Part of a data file
══════════

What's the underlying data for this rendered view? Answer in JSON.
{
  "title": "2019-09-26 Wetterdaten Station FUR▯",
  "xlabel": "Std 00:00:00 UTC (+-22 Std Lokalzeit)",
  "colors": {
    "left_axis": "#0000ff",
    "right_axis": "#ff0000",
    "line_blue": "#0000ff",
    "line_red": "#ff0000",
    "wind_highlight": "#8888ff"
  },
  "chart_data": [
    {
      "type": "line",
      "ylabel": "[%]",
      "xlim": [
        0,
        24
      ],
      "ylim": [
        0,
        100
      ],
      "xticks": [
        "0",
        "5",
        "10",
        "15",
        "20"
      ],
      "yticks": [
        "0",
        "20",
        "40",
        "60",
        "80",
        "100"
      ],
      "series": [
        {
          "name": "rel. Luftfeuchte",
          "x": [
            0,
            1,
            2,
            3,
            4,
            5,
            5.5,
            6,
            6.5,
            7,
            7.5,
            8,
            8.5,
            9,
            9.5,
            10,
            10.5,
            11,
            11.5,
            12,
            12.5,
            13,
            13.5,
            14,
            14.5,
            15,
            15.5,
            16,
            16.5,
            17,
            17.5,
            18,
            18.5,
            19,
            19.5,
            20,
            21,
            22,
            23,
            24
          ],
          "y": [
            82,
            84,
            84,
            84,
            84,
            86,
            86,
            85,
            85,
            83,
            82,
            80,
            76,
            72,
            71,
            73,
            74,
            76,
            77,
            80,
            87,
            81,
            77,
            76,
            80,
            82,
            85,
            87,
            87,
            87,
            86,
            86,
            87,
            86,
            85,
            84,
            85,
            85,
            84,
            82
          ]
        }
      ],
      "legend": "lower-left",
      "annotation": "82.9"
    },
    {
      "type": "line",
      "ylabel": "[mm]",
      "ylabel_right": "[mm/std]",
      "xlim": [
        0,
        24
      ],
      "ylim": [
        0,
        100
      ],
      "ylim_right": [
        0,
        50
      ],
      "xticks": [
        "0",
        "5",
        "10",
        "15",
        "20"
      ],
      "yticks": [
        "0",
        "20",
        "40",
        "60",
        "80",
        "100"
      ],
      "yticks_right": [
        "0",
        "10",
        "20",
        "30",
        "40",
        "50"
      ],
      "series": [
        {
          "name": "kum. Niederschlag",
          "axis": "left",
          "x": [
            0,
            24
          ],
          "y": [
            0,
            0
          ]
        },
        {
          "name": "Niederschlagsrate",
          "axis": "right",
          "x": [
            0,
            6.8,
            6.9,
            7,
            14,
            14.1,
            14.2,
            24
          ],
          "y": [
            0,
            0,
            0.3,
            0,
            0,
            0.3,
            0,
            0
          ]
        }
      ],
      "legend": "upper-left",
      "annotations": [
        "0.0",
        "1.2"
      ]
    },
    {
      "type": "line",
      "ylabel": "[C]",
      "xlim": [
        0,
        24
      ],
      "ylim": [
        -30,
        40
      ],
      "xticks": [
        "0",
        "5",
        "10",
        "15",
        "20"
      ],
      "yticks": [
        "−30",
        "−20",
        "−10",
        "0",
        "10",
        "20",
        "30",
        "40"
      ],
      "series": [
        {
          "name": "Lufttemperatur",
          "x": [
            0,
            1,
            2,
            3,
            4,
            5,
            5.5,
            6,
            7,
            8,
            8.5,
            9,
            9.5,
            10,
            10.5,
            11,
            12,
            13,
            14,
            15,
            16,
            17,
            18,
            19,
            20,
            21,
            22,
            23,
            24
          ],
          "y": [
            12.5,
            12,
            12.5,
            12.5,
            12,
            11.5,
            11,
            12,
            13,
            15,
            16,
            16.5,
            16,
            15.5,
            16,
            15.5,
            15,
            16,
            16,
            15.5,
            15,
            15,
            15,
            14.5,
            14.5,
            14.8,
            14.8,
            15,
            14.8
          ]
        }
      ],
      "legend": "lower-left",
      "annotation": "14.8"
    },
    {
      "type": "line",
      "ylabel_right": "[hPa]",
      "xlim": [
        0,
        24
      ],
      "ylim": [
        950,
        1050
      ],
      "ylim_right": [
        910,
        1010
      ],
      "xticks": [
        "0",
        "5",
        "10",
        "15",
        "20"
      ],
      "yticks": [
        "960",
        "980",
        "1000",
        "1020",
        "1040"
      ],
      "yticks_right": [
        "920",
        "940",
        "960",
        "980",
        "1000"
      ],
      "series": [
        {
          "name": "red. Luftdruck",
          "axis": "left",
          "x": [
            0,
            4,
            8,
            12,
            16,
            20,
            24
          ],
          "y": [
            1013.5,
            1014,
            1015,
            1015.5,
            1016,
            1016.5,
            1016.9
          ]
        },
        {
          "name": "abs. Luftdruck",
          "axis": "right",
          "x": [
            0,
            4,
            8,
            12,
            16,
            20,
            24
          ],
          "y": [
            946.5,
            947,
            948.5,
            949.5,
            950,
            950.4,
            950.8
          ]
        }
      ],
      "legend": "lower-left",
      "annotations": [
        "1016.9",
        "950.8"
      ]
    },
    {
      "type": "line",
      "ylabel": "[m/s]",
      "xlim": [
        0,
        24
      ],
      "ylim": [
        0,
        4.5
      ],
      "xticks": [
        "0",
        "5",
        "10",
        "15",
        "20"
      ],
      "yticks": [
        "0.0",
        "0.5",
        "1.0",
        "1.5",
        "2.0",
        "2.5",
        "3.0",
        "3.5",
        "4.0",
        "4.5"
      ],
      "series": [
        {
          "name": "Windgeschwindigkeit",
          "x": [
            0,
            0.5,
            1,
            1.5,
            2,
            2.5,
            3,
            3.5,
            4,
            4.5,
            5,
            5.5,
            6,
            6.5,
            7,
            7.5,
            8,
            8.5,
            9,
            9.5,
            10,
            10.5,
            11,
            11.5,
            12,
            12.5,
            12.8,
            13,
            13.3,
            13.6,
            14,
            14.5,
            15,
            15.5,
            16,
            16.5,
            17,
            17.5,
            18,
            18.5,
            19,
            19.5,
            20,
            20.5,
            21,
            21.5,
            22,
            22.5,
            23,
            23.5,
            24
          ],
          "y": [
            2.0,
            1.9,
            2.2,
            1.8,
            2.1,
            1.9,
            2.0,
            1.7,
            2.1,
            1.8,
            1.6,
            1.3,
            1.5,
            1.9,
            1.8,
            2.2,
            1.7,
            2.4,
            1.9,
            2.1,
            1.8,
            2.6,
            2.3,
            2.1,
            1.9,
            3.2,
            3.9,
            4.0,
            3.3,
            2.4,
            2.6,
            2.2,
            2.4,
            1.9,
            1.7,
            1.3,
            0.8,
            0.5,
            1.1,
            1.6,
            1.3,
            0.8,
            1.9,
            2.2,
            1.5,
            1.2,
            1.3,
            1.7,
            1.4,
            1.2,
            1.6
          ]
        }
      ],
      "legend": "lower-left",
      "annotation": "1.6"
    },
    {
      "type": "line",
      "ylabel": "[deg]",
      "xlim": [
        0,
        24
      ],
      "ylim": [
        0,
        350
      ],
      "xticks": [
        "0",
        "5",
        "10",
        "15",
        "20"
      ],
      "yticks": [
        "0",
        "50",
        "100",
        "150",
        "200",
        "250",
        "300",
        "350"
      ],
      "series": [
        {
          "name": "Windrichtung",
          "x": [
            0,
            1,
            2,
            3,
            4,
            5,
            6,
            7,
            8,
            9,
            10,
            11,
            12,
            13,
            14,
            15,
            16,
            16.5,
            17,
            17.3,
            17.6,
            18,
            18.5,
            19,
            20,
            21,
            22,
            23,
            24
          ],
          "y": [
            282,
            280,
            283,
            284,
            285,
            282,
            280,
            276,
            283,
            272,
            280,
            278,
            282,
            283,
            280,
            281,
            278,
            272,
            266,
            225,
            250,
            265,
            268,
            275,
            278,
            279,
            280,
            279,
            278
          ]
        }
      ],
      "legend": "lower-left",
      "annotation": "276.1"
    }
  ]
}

══════════

Written problem:
Note each line of the entries that has "name" in it, and copy those lines.

Reply to the task:
          "name": "rel. Luftfeuchte",
          "name": "kum. Niederschlag",
          "name": "Niederschlagsrate",
          "name": "Lufttemperatur",
          "name": "red. Luftdruck",
          "name": "abs. Luftdruck",
          "name": "Windgeschwindigkeit",
          "name": "Windrichtung",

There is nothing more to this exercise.